═════ TEXT FOR ANALYSIS ═════

Thursday, September 05, 2019

BWorld 365, FIRe, Innovation and rising income

* This is my article in BusinessWorld last September 03, 2019.


Next week, on Sept. 9, the BusinessWorld Industry 4.0 Summit with the theme “Winning Together in the Fourth Industrial Revolution” (FIRe) will be held at the Shangri-La at The Fort, BGC, Taguig City. This big event is a partnership of BusinessWorld, the Department of Information and Communications Technology (DICT), and the Philippine Chamber of Telecommunications Operators (PCTO).

The main speakers will be DICT Secretary Gregorio Honasan II, Senator Grace Poe, Anthony Oundjian of Boston Consulting Group, and Dr. Jose Ramon Albert of the Philippine Institute for Development Studies.

FIRe is the most recent of the technological revolutions that modern humans have invented. I searched for the approximate timeline, here is what I got. Others will have slightly different years but the period will not be far from what I have stated in Table 1. 



Taking this timeline, I am curious how major economies and ASEAN countries have developed since the First Industrial Revolution, at least from 1800. I found data from the University of Groningen, Groningen and Growth Development Center (GGDC) – the Maddison Project Database, version 2018. Bolt, Jutta, Robert Inklaar, Herman de Jong and Jan Luiten van Zanden (2018), “Rebasing ‘Maddison’: new income comparisons and the shape of long-run economic development,” Maddison Project Working Paper, nr. 10, www.ggdc.net/maddison. (See Table 2.)

  
Here are some important points to consider from the data in Table 2:

• One, growth and income from the First to Second Industrial Revolutions was modest, per capita income of the United States of America and the United Kingdom expanded only two to three times after 100 years.

• Two, incomes from the Second to Third Industrial Revolutions have expanded by 1.5 to 2.5 times after 50 years. Since ASEAN countries have no data in 1900 except for Singapore, we use 1913 as the region’s Second Industrial Revolution income baseline. For the region, there was a decline or a modest increase in income from 2013-1950, that is after World War II.

• Three, the recurring belief that the “Philippines was the second strongest Asian economy after Japan after World War II” is a myth, not true. In the ASEAN alone, Malaysia and Singapore had per capita incomes nearly two times that of the Philippines.

• Four, the Third Industrial Revolution ushered fast growth in wealth worldwide, with incomes expanding by 1.5 to four times (Singapore) and eight times (Japan) in just 30 years between 1950-1980.

═════ SUPPLIED DATA ═════

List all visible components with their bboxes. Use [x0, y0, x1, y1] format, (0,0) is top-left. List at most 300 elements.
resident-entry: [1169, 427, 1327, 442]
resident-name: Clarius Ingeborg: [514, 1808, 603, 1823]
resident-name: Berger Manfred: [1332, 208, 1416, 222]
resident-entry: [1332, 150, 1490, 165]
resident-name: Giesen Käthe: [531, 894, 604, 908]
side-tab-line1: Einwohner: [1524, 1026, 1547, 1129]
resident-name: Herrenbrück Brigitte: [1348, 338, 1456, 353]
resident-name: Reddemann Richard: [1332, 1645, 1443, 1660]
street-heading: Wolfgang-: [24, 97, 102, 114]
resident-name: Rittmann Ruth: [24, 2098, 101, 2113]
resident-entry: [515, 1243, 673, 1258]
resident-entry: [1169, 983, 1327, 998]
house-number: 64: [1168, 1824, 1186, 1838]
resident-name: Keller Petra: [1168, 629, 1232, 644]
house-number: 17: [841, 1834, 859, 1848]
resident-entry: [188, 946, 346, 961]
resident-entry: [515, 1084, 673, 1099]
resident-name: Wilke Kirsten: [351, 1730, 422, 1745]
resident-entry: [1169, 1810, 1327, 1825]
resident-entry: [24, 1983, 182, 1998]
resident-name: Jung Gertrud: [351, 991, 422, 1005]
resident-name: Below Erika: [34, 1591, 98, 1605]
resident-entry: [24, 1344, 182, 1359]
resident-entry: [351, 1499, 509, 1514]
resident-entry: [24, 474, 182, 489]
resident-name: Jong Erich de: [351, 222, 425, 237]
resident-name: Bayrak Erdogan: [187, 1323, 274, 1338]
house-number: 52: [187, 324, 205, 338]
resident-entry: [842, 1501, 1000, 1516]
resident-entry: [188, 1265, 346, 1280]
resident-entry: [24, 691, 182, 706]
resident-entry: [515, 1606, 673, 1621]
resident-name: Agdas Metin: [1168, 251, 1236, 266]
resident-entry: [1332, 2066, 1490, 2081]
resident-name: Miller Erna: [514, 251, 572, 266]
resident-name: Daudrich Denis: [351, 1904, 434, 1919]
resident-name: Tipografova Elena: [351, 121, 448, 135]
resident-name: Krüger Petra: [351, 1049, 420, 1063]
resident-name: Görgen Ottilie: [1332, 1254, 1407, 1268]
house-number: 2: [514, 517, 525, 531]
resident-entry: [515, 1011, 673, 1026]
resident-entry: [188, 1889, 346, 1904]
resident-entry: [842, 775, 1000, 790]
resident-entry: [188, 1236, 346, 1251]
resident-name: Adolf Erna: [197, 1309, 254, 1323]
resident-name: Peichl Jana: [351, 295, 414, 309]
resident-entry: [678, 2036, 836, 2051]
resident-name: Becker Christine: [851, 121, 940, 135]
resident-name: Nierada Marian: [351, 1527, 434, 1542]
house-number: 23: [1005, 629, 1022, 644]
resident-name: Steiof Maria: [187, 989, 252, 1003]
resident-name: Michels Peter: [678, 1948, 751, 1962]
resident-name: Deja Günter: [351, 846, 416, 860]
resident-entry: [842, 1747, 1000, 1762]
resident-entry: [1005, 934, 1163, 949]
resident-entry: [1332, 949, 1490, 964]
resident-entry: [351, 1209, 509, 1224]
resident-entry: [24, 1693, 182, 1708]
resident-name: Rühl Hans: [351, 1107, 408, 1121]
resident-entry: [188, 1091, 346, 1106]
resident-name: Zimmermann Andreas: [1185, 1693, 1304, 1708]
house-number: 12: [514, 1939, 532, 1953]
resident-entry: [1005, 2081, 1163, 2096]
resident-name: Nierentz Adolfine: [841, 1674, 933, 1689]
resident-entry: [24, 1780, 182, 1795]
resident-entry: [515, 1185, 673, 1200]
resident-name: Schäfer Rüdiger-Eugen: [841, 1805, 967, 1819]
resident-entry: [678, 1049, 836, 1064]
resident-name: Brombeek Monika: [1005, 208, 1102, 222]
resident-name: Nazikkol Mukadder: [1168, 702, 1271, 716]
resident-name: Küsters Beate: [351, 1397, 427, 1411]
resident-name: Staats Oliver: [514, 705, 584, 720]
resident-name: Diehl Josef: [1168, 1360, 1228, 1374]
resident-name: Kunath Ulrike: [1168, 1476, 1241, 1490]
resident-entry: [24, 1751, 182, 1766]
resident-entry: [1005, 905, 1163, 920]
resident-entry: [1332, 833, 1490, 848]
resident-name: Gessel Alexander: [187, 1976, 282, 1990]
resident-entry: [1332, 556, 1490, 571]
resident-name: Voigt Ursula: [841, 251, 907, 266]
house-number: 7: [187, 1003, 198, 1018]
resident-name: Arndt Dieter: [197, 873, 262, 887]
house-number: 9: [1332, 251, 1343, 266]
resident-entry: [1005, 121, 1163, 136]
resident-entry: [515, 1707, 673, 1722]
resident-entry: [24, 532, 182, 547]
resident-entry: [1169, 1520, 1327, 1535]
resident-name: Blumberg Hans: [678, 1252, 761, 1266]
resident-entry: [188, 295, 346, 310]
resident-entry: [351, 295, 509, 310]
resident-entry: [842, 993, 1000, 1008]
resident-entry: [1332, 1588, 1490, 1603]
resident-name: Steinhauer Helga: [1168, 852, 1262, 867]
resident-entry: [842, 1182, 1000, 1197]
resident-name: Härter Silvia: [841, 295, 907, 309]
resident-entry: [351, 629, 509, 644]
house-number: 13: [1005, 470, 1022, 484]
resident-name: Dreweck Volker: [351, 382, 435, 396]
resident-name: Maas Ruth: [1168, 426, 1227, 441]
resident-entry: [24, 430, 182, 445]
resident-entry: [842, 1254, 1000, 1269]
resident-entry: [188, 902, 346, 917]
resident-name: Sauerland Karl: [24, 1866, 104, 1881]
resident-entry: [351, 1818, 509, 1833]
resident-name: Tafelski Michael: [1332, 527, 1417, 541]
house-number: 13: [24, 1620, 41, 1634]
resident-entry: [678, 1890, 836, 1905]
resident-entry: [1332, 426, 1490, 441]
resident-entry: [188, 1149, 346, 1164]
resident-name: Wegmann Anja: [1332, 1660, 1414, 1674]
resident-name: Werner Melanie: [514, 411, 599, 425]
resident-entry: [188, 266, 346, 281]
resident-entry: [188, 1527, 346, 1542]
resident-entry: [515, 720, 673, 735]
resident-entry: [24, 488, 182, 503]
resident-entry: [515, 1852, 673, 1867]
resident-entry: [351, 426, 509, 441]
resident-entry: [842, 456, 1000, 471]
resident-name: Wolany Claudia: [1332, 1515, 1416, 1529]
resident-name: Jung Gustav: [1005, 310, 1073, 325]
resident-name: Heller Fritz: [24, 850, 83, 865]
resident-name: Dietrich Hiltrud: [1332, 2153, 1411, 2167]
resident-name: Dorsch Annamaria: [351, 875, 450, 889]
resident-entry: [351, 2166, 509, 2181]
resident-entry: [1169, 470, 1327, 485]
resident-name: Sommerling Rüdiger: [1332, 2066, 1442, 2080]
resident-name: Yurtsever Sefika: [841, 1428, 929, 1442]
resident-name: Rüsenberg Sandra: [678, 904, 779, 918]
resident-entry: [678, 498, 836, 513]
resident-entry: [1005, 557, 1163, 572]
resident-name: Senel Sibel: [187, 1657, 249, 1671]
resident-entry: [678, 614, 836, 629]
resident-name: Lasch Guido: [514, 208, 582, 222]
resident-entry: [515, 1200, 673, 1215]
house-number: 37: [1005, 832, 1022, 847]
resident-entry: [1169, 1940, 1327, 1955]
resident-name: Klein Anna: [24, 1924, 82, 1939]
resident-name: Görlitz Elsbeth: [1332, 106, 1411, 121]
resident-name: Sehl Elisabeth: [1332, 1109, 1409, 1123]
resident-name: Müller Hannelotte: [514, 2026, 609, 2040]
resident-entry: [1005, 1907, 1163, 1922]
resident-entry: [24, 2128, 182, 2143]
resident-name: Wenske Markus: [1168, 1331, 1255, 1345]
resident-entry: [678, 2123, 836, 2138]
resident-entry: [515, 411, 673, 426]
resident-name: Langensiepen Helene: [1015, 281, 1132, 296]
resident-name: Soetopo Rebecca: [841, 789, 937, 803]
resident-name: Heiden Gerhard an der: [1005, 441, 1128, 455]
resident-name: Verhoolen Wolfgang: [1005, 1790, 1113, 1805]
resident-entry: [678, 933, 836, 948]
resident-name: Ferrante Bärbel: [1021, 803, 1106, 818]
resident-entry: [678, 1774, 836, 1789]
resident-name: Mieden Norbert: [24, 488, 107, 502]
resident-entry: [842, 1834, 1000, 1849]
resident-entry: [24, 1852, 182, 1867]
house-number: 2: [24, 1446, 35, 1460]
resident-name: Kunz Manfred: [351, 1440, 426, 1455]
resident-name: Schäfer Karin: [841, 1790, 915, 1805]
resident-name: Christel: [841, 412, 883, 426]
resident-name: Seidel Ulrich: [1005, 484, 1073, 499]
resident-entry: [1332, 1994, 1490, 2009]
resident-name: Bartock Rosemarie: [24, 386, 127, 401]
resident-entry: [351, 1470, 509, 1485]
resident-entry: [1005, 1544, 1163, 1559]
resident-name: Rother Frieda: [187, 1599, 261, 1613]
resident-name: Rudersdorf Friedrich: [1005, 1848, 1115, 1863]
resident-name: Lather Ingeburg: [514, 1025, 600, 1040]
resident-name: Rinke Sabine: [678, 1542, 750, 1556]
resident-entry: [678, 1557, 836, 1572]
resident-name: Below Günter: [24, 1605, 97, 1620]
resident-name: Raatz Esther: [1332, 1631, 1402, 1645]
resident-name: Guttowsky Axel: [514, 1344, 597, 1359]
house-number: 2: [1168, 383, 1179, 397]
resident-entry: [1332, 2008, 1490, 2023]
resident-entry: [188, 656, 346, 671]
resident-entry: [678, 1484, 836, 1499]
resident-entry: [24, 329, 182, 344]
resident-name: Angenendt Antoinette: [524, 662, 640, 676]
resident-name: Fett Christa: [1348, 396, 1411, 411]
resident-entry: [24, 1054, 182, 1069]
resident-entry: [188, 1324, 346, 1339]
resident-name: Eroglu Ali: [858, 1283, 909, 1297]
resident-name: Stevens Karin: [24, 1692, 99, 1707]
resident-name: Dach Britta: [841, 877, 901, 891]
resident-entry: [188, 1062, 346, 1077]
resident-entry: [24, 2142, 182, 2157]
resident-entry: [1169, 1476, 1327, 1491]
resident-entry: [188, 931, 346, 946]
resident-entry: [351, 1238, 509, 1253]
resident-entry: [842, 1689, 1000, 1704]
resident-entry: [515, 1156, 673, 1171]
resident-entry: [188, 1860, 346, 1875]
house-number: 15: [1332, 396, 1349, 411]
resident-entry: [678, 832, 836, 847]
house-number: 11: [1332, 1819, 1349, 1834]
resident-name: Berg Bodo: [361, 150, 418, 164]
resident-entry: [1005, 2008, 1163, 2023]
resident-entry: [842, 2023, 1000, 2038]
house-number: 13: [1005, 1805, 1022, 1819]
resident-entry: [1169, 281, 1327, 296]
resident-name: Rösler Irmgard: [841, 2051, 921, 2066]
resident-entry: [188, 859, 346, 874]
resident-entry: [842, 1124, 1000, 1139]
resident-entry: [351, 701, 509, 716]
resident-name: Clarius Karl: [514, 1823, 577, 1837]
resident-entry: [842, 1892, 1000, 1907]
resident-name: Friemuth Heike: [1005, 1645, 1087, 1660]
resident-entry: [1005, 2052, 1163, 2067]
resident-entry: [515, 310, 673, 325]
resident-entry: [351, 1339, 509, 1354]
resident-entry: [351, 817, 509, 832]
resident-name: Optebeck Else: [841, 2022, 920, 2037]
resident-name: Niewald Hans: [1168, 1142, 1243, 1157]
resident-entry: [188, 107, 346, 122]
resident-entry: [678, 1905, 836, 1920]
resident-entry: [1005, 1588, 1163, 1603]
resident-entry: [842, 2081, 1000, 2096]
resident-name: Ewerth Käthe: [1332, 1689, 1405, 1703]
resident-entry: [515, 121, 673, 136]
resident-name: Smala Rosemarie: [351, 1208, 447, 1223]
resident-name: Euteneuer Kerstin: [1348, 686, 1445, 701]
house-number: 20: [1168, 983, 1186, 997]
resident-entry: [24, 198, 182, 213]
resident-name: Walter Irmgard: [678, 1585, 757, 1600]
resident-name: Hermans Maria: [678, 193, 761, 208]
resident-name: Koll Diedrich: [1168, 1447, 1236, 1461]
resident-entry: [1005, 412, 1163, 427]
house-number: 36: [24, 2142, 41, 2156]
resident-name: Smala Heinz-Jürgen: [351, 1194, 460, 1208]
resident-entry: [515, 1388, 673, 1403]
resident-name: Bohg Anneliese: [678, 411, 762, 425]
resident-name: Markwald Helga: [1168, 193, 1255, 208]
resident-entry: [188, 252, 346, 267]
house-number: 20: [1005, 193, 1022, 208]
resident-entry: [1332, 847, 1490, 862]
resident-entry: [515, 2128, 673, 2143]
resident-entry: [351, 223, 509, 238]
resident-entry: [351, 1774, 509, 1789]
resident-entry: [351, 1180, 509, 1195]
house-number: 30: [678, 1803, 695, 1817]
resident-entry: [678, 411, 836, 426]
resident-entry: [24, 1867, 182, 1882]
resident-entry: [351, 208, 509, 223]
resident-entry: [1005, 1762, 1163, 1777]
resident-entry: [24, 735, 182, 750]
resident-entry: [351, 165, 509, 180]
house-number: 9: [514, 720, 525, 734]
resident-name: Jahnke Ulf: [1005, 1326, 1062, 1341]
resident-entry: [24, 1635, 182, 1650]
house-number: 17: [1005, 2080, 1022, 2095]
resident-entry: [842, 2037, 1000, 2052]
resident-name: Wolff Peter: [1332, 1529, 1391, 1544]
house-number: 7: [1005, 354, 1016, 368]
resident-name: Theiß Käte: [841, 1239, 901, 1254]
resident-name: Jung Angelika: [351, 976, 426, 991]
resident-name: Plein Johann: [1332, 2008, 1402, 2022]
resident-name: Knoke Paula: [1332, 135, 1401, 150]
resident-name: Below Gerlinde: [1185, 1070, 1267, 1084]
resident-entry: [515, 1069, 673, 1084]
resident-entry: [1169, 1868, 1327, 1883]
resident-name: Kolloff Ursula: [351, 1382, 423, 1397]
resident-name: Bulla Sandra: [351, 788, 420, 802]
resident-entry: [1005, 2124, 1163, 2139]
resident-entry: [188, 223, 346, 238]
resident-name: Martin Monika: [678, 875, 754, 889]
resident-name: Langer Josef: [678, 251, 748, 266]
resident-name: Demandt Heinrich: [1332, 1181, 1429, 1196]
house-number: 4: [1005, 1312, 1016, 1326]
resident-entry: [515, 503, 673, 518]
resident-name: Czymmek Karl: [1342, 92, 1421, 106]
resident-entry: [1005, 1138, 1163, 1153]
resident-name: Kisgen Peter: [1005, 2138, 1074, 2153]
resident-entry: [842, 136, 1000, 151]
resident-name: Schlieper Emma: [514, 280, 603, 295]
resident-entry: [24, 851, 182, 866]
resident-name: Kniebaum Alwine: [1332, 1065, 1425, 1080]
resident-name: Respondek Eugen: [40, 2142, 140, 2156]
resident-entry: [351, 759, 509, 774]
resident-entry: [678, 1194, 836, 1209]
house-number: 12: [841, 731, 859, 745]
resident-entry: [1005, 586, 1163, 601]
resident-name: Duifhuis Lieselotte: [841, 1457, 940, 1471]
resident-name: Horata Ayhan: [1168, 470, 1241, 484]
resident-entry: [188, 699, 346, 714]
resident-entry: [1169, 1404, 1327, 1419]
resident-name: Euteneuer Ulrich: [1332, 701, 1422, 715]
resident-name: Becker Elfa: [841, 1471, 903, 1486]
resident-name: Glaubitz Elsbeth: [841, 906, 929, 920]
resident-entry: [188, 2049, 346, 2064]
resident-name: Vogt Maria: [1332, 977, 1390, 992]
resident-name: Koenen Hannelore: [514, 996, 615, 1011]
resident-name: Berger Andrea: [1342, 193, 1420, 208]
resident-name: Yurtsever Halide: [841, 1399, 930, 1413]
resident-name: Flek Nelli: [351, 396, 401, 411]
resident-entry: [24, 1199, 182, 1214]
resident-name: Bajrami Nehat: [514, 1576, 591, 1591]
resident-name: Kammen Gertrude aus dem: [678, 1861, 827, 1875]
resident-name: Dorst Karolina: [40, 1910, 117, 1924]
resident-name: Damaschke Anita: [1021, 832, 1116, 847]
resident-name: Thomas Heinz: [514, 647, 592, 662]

═════

(EXERCISE) Continue the article on industrial revolutions and rising incomes from the point where it stops, picking up after its fourth numbered point.

(ANSWER TO THE EXERCISE)
• Five, the Fourth Industrial Revolution (FIRe) was even more expansionary in terms of the material wealth and prosperity of people. Incomes have increased two to six times (Vietnam), and seven times (Singapore) from 1980 to 2016. The Filipinos’ incomes expanded only more than two times during that period. Marcos’ Martial Law’s repression of the economy, and huge natural disasters (the Pinatubo eruption in 1990, the big earthquake in 1991) contributed to this sad story.

We have entered the beginning of FIRe, where smart mobile phones have become affordable to billions of people and they have more access to internet, where drones take aerial photos and videos much better, where robots and modern machines are used more in manufacturing, commerce, and restaurants.

It is also in FIRe period where intellectual property rights (IPR) are becoming more and more prominent. Innovation is the keyword that is almost interchangeable with modern IR and innovation cannot happen fast if innovators’ patent and trade secrets of their inventions, trademarks and brands of their companies, copyrights to their compositions, are not respected and protected.

On Sept. 24, strong advocates of private property and market competition, the Geneva Network (UK) and the Minimal Government Thinkers (MGT, Manila) will launch a new report, “The importance of IPR for progress: A reform agenda for ASEAN countries” at the Holiday Inn Makati. Speakers will be DTI Secretary Ramon Lopez, Philippine Chamber of Commerce’s IPR Committee Chair Jess Varela, Geneva Network Executive Director Philip Stevens, and yours truly for MGT.

IPR protection ensures more innovation, which fuels endless modernization and disruption under FIRe. Humanity’s material prosperity is further ensured. More people, rich and poor, will ride cars, motorcycles, e-bikes and they will ride horses and bicycles only for leisure and sports. This is the positive impact of continuing IR and innovation, enabled by private property protection and market competition.